··· Provided text ···
Aina, or "Mirror," is an organization that was founded in 2001 by an Iranian photojournalist to promote press freedom. It is based in Paris with offices around the world, and it supported an educational mobile cinema in Afghanistan, the first women's radio station, and the first school for photojournalists. The London-based nongovernmental Institute for War and Peace Reporting runs training programs and publishes the weekly "Afghan Recovery Report," which uses stories written by student journalists.

Donors' plans for television have clashed with realities such as the January 2003 conservative Supreme Court ruling banning cable stations on the grounds that the programming was "pornographic" and "anti-Islamic." A Justice Ministry official has said that Voice of Afghan Women radio is "against Shari'a law." But in April, cable-television networks resumed broadcasting, reportedly evidence that more liberal forces in the Karzai government had prevailed. An official ban on singing on television and state radio remains in place, but radio stations ignore it. The cable programs likely do not reach an audience greater than 100,000, and a lot of the programming is strictly entertainment oriented.

The BMC says that when Afghanistan began to reform and reconstruct, it moved faster toward freedom of expression than most of its Central Asian neighbors did. There is reason to be optimistic about local support for press freedom. One reason is that the ministers now responsible for the media lived in the West for many years and have some understanding of the importance of editorial independence. Another reason is that the same international donors who worked in the Balkans and Central Asia have not pushed as much for full-fledged free-media legislation that "lives up to international -- in reality, Western -- standards," says BMC. Yet another factor is that donors have introduced conditionality by providing equipment under the pledge of editorial independence. This was not always done in the former Soviet Union in the haste to professionalize the media. But the freedoms gained have been quickly seized upon by factional forces controlled by various warlords, and without a clearly established institution of the "fourth estate," freedom could paradoxically lead to less freedom over time.

Education Minister Yonus Qauni was quoted in an interview with BMC as saying the media could promote a new culture, the rights of women, and national unity as long as they do not undermine the government, which he believes is the only hope for peace. The BMC voices the concerns of many Western donors when it says it believes that extensive training and the founding of ethics boards can reduce the tendency of journalism toward "destructive sensationalism."

Differences over how media should be developed reflect the larger divisive issues of the society, says BMC. For example, some officials want to promote media freedom and others want to suppress it. Even many of those promoting it want the media to perform certain missions. The official state media body Radio Television Afghanistan is described by BMC as "a profound defender of editorial independence" while also demonstrating "warm support of Islam as an integrated part of programming." Qauni defends independent public broadcasting and wants some programs featuring religion and some free of it.

So far, despite the professional training that occurred in the Soviet era in Afghanistan and that some experienced while in exile in the West, local institutions have not been formed easily. Journalists who tried to create an independent journalists' union last year with international help failed because of political conflicts, says RSF. RSF believes that the tensions playing out in other areas between progressive journalists and conservatives, made the union impossible. "The editor of an independent publication exclaimed at a preparatory meeting: 'I see so many warlords here that I wonder when they became journalists,'" RSF reported.

RSF says that one problem in media development is that Taliban groups and others such as Islamist warlord Gulbuddin Hekmatyar have abused the media for their political goals. RSF has documented dozens of incidents in which reporters have been intimidated, detained, and even killed by various factions. Media outlets find themselves under constant pressure. For example in Jalalabad, staff at one radio station went on strike after armed mujahedin came to the station to complain it was not giving their activities enough coverage.
··· Stored rows ···
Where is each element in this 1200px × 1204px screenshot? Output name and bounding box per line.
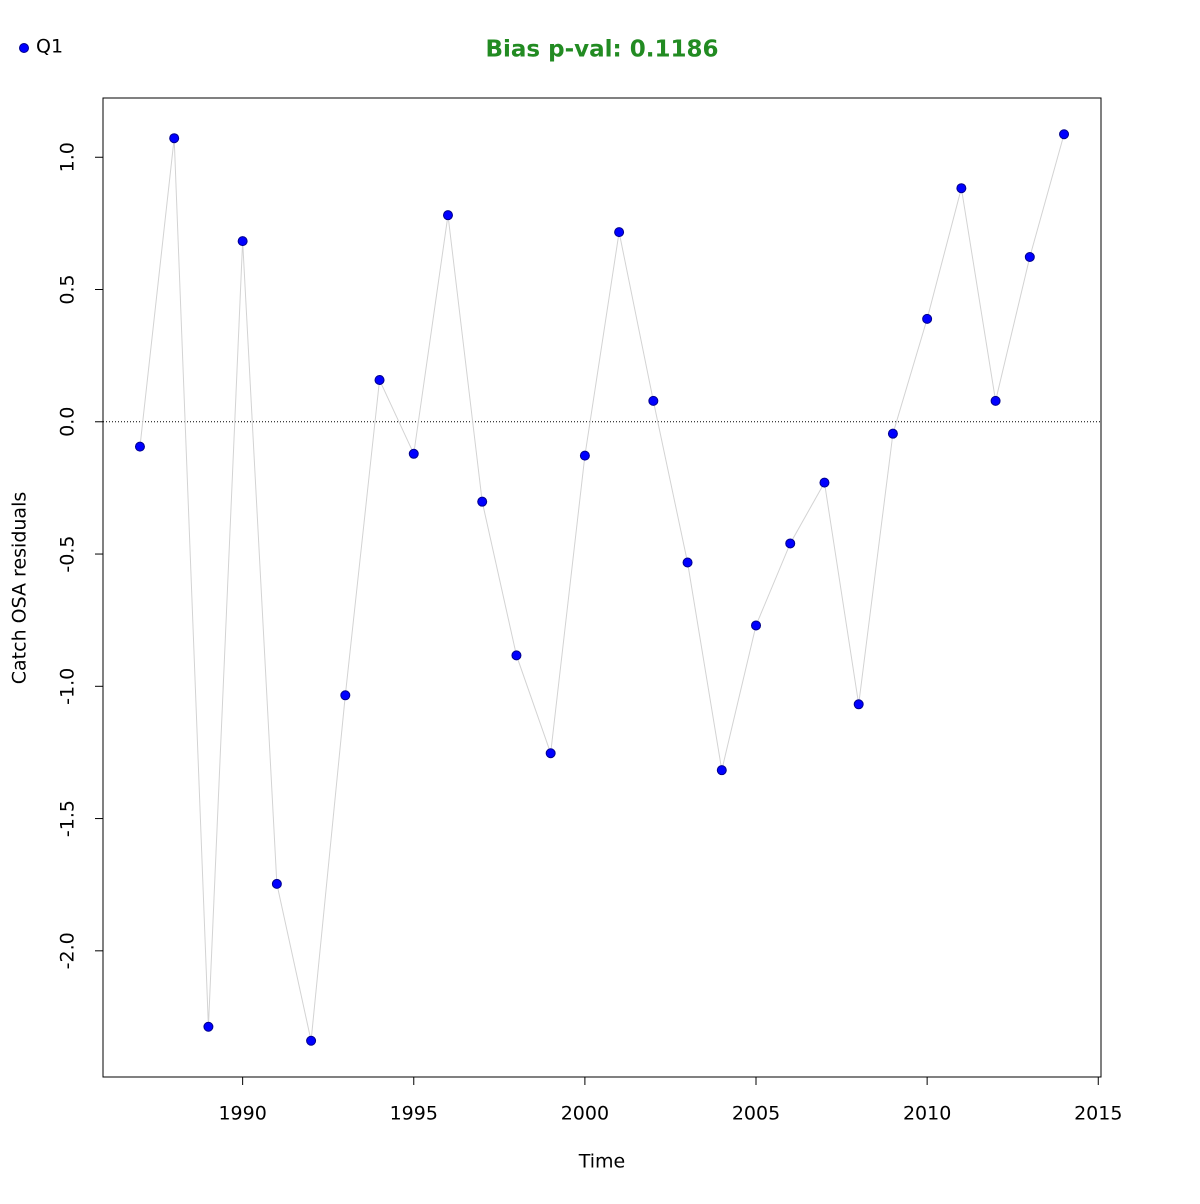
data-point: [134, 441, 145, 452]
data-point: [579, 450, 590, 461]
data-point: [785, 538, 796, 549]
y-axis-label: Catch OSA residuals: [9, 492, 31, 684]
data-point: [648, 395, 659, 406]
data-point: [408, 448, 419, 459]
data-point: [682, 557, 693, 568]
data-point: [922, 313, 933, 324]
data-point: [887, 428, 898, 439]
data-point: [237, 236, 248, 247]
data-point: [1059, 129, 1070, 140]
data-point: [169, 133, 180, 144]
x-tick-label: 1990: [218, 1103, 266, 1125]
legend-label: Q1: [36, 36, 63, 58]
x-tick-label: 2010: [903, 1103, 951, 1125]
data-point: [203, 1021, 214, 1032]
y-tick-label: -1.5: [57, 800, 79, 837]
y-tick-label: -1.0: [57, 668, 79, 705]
···
* **What you will do**:
In the Afghan media text above, what led staff at a radio station in Jalalabad to go on strike?

* **Exercise solution**:
Armed mujahedin came to the station to complain that it was not giving their activities enough coverage.